───── RECORDS TO PROCESS

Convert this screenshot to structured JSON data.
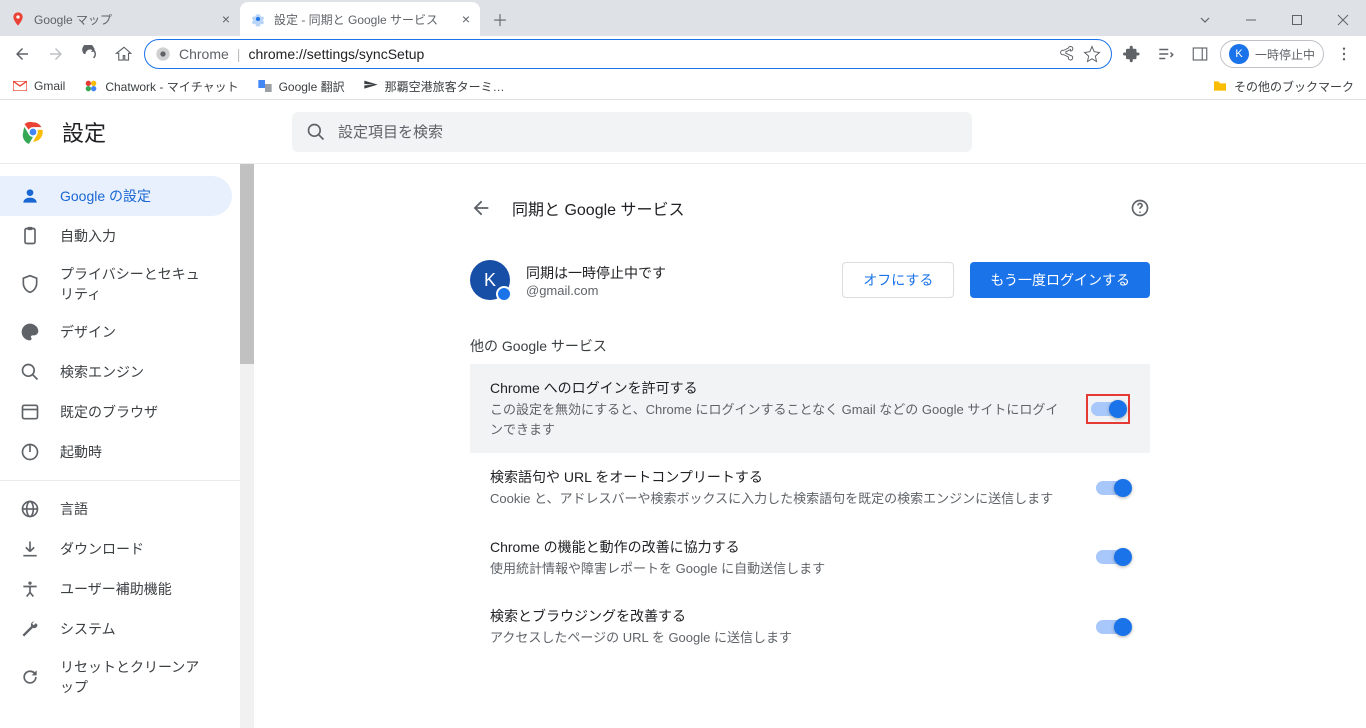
{
  "tabs": [
    {
      "title": "Google マップ",
      "active": false
    },
    {
      "title": "設定 - 同期と Google サービス",
      "active": true
    }
  ],
  "omnibox": {
    "scheme_label": "Chrome",
    "url": "chrome://settings/syncSetup"
  },
  "profile_pill": {
    "initial": "K",
    "status": "一時停止中"
  },
  "bookmarks": [
    {
      "label": "Gmail"
    },
    {
      "label": "Chatwork - マイチャット"
    },
    {
      "label": "Google 翻訳"
    },
    {
      "label": "那覇空港旅客ターミ…"
    }
  ],
  "bookmarks_other": "その他のブックマーク",
  "settings": {
    "title": "設定",
    "search_placeholder": "設定項目を検索",
    "nav": [
      {
        "label": "Google の設定",
        "active": true
      },
      {
        "label": "自動入力"
      },
      {
        "label": "プライバシーとセキュリティ"
      },
      {
        "label": "デザイン"
      },
      {
        "label": "検索エンジン"
      },
      {
        "label": "既定のブラウザ"
      },
      {
        "label": "起動時"
      }
    ],
    "nav2": [
      {
        "label": "言語"
      },
      {
        "label": "ダウンロード"
      },
      {
        "label": "ユーザー補助機能"
      },
      {
        "label": "システム"
      },
      {
        "label": "リセットとクリーンアップ"
      }
    ],
    "page_title": "同期と Google サービス",
    "sync": {
      "avatar_initial": "K",
      "status": "同期は一時停止中です",
      "email": "@gmail.com",
      "btn_off": "オフにする",
      "btn_login": "もう一度ログインする"
    },
    "other_services_label": "他の Google サービス",
    "rows": [
      {
        "title": "Chrome へのログインを許可する",
        "desc": "この設定を無効にすると、Chrome にログインすることなく Gmail などの Google サイトにログインできます",
        "highlighted": true,
        "toggle_highlight": true
      },
      {
        "title": "検索語句や URL をオートコンプリートする",
        "desc": "Cookie と、アドレスバーや検索ボックスに入力した検索語句を既定の検索エンジンに送信します"
      },
      {
        "title": "Chrome の機能と動作の改善に協力する",
        "desc": "使用統計情報や障害レポートを Google に自動送信します"
      },
      {
        "title": "検索とブラウジングを改善する",
        "desc": "アクセスしたページの URL を Google に送信します"
      }
    ]
  }
}
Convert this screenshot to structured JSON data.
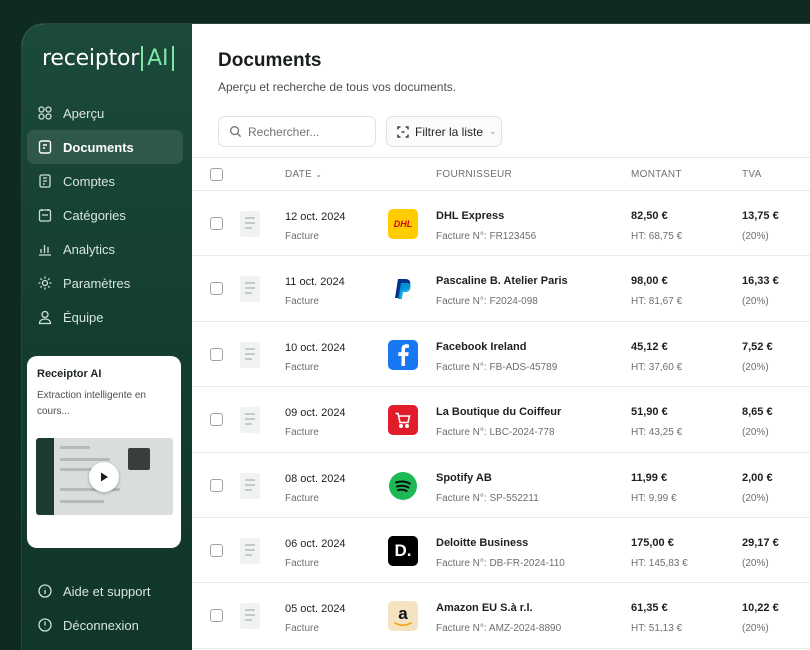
{
  "brand": {
    "name": "receiptor",
    "ai": "AI"
  },
  "nav": [
    {
      "label": "Aperçu",
      "icon": "grid-icon"
    },
    {
      "label": "Documents",
      "icon": "document-icon",
      "active": true
    },
    {
      "label": "Comptes",
      "icon": "receipt-icon"
    },
    {
      "label": "Catégories",
      "icon": "folder-icon"
    },
    {
      "label": "Analytics",
      "icon": "chart-icon"
    },
    {
      "label": "Paramètres",
      "icon": "gear-icon"
    },
    {
      "label": "Équipe",
      "icon": "user-icon"
    }
  ],
  "promo": {
    "title": "Receiptor AI",
    "description": "Extraction intelligente en cours..."
  },
  "bottom_nav": [
    {
      "label": "Aide et support",
      "icon": "info-icon"
    },
    {
      "label": "Déconnexion",
      "icon": "logout-icon"
    }
  ],
  "page": {
    "title": "Documents",
    "subtitle": "Aperçu et recherche de tous vos documents."
  },
  "search": {
    "placeholder": "Rechercher..."
  },
  "filter": {
    "label": "Filtrer la liste"
  },
  "table": {
    "headers": {
      "date": "DATE",
      "vendor": "FOURNISSEUR",
      "amount": "MONTANT",
      "vat": "TVA"
    },
    "rows": [
      {
        "date": "12 oct. 2024",
        "type": "Facture",
        "vendor": "DHL Express",
        "ref": "Facture N°: FR123456",
        "amount": "82,50 €",
        "ht": "HT: 68,75 €",
        "vat": "13,75 €",
        "rate": "(20%)",
        "logo": "dhl",
        "logo_text": "DHL"
      },
      {
        "date": "11 oct. 2024",
        "type": "Facture",
        "vendor": "Pascaline B. Atelier Paris",
        "ref": "Facture N°: F2024-098",
        "amount": "98,00 €",
        "ht": "HT: 81,67 €",
        "vat": "16,33 €",
        "rate": "(20%)",
        "logo": "paypal",
        "logo_text": ""
      },
      {
        "date": "10 oct. 2024",
        "type": "Facture",
        "vendor": "Facebook Ireland",
        "ref": "Facture N°: FB-ADS-45789",
        "amount": "45,12 €",
        "ht": "HT: 37,60 €",
        "vat": "7,52 €",
        "rate": "(20%)",
        "logo": "facebook",
        "logo_text": ""
      },
      {
        "date": "09 oct. 2024",
        "type": "Facture",
        "vendor": "La Boutique du Coiffeur",
        "ref": "Facture N°: LBC-2024-778",
        "amount": "51,90 €",
        "ht": "HT: 43,25 €",
        "vat": "8,65 €",
        "rate": "(20%)",
        "logo": "cart",
        "logo_text": ""
      },
      {
        "date": "08 oct. 2024",
        "type": "Facture",
        "vendor": "Spotify AB",
        "ref": "Facture N°: SP-552211",
        "amount": "11,99 €",
        "ht": "HT: 9,99 €",
        "vat": "2,00 €",
        "rate": "(20%)",
        "logo": "spotify",
        "logo_text": ""
      },
      {
        "date": "06 oct. 2024",
        "type": "Facture",
        "vendor": "Deloitte Business",
        "ref": "Facture N°: DB-FR-2024-110",
        "amount": "175,00 €",
        "ht": "HT: 145,83 €",
        "vat": "29,17 €",
        "rate": "(20%)",
        "logo": "deloitte",
        "logo_text": "D."
      },
      {
        "date": "05 oct. 2024",
        "type": "Facture",
        "vendor": "Amazon EU S.à r.l.",
        "ref": "Facture N°: AMZ-2024-8890",
        "amount": "61,35 €",
        "ht": "HT: 51,13 €",
        "vat": "10,22 €",
        "rate": "(20%)",
        "logo": "amazon",
        "logo_text": "a"
      }
    ]
  },
  "colors": {
    "sidebar": "#1b4a3b",
    "accent": "#7fe6a6",
    "dhl": "#ffcc00",
    "paypal": "#003087",
    "facebook": "#1877f2",
    "cart": "#e11d2b",
    "spotify": "#1db954",
    "deloitte": "#000000",
    "amazon": "#f3e3c0"
  }
}
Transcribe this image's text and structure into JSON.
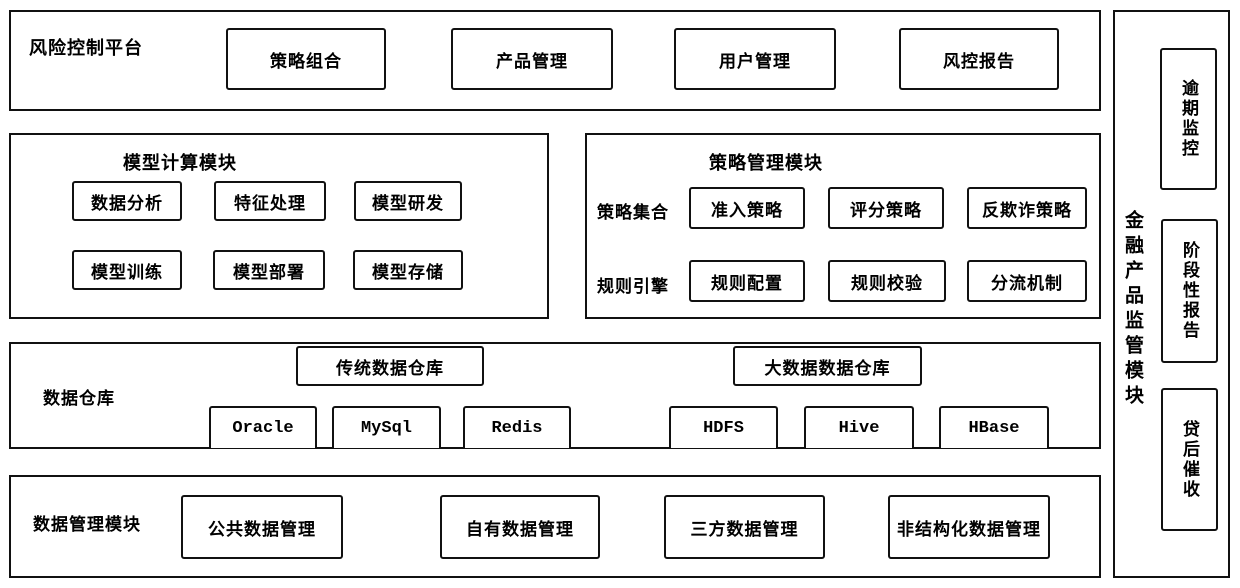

──────────

_WORK TO COMPLETE_
Your task is to repeat the data above exactly while excluding the pictures.

_REPLY_
Convert this screenshot to structured JSON data.
{
  "tabs": [
    {
      "title": "Google マップ",
      "active": false
    },
    {
      "title": "設定 - 同期と Google サービス",
      "active": true
    }
  ],
  "omnibox": {
    "scheme_label": "Chrome",
    "url": "chrome://settings/syncSetup"
  },
  "profile_pill": {
    "initial": "K",
    "status": "一時停止中"
  },
  "bookmarks": [
    {
      "label": "Gmail"
    },
    {
      "label": "Chatwork - マイチャット"
    },
    {
      "label": "Google 翻訳"
    },
    {
      "label": "那覇空港旅客ターミ…"
    }
  ],
  "bookmarks_other": "その他のブックマーク",
  "settings": {
    "title": "設定",
    "search_placeholder": "設定項目を検索",
    "nav": [
      {
        "label": "Google の設定",
        "active": true
      },
      {
        "label": "自動入力"
      },
      {
        "label": "プライバシーとセキュリティ"
      },
      {
        "label": "デザイン"
      },
      {
        "label": "検索エンジン"
      },
      {
        "label": "既定のブラウザ"
      },
      {
        "label": "起動時"
      }
    ],
    "nav2": [
      {
        "label": "言語"
      },
      {
        "label": "ダウンロード"
      },
      {
        "label": "ユーザー補助機能"
      },
      {
        "label": "システム"
      },
      {
        "label": "リセットとクリーンアップ"
      }
    ],
    "page_title": "同期と Google サービス",
    "sync": {
      "avatar_initial": "K",
      "status": "同期は一時停止中です",
      "email": "@gmail.com",
      "btn_off": "オフにする",
      "btn_login": "もう一度ログインする"
    },
    "other_services_label": "他の Google サービス",
    "rows": [
      {
        "title": "Chrome へのログインを許可する",
        "desc": "この設定を無効にすると、Chrome にログインすることなく Gmail などの Google サイトにログインできます",
        "highlighted": true,
        "toggle_highlight": true
      },
      {
        "title": "検索語句や URL をオートコンプリートする",
        "desc": "Cookie と、アドレスバーや検索ボックスに入力した検索語句を既定の検索エンジンに送信します"
      },
      {
        "title": "Chrome の機能と動作の改善に協力する",
        "desc": "使用統計情報や障害レポートを Google に自動送信します"
      },
      {
        "title": "検索とブラウジングを改善する",
        "desc": "アクセスしたページの URL を Google に送信します"
      }
    ]
  }
}
Convert this screenshot to structured JSON data.
{
  "brand": {
    "name": "receiptor",
    "ai": "AI"
  },
  "nav": [
    {
      "label": "Aperçu",
      "icon": "grid-icon"
    },
    {
      "label": "Documents",
      "icon": "document-icon",
      "active": true
    },
    {
      "label": "Comptes",
      "icon": "receipt-icon"
    },
    {
      "label": "Catégories",
      "icon": "folder-icon"
    },
    {
      "label": "Analytics",
      "icon": "chart-icon"
    },
    {
      "label": "Paramètres",
      "icon": "gear-icon"
    },
    {
      "label": "Équipe",
      "icon": "user-icon"
    }
  ],
  "promo": {
    "title": "Receiptor AI",
    "description": "Extraction intelligente en cours..."
  },
  "bottom_nav": [
    {
      "label": "Aide et support",
      "icon": "info-icon"
    },
    {
      "label": "Déconnexion",
      "icon": "logout-icon"
    }
  ],
  "page": {
    "title": "Documents",
    "subtitle": "Aperçu et recherche de tous vos documents."
  },
  "search": {
    "placeholder": "Rechercher..."
  },
  "filter": {
    "label": "Filtrer la liste"
  },
  "table": {
    "headers": {
      "date": "DATE",
      "vendor": "FOURNISSEUR",
      "amount": "MONTANT",
      "vat": "TVA"
    },
    "rows": [
      {
        "date": "12 oct. 2024",
        "type": "Facture",
        "vendor": "DHL Express",
        "ref": "Facture N°: FR123456",
        "amount": "82,50 €",
        "ht": "HT: 68,75 €",
        "vat": "13,75 €",
        "rate": "(20%)",
        "logo": "dhl",
        "logo_text": "DHL"
      },
      {
        "date": "11 oct. 2024",
        "type": "Facture",
        "vendor": "Pascaline B. Atelier Paris",
        "ref": "Facture N°: F2024-098",
        "amount": "98,00 €",
        "ht": "HT: 81,67 €",
        "vat": "16,33 €",
        "rate": "(20%)",
        "logo": "paypal",
        "logo_text": ""
      },
      {
        "date": "10 oct. 2024",
        "type": "Facture",
        "vendor": "Facebook Ireland",
        "ref": "Facture N°: FB-ADS-45789",
        "amount": "45,12 €",
        "ht": "HT: 37,60 €",
        "vat": "7,52 €",
        "rate": "(20%)",
        "logo": "facebook",
        "logo_text": ""
      },
      {
        "date": "09 oct. 2024",
        "type": "Facture",
        "vendor": "La Boutique du Coiffeur",
        "ref": "Facture N°: LBC-2024-778",
        "amount": "51,90 €",
        "ht": "HT: 43,25 €",
        "vat": "8,65 €",
        "rate": "(20%)",
        "logo": "cart",
        "logo_text": ""
      },
      {
        "date": "08 oct. 2024",
        "type": "Facture",
        "vendor": "Spotify AB",
        "ref": "Facture N°: SP-552211",
        "amount": "11,99 €",
        "ht": "HT: 9,99 €",
        "vat": "2,00 €",
        "rate": "(20%)",
        "logo": "spotify",
        "logo_text": ""
      },
      {
        "date": "06 oct. 2024",
        "type": "Facture",
        "vendor": "Deloitte Business",
        "ref": "Facture N°: DB-FR-2024-110",
        "amount": "175,00 €",
        "ht": "HT: 145,83 €",
        "vat": "29,17 €",
        "rate": "(20%)",
        "logo": "deloitte",
        "logo_text": "D."
      },
      {
        "date": "05 oct. 2024",
        "type": "Facture",
        "vendor": "Amazon EU S.à r.l.",
        "ref": "Facture N°: AMZ-2024-8890",
        "amount": "61,35 €",
        "ht": "HT: 51,13 €",
        "vat": "10,22 €",
        "rate": "(20%)",
        "logo": "amazon",
        "logo_text": "a"
      }
    ]
  },
  "colors": {
    "sidebar": "#1b4a3b",
    "accent": "#7fe6a6",
    "dhl": "#ffcc00",
    "paypal": "#003087",
    "facebook": "#1877f2",
    "cart": "#e11d2b",
    "spotify": "#1db954",
    "deloitte": "#000000",
    "amazon": "#f3e3c0"
  }
}
Transcribe this image's text and structure into JSON.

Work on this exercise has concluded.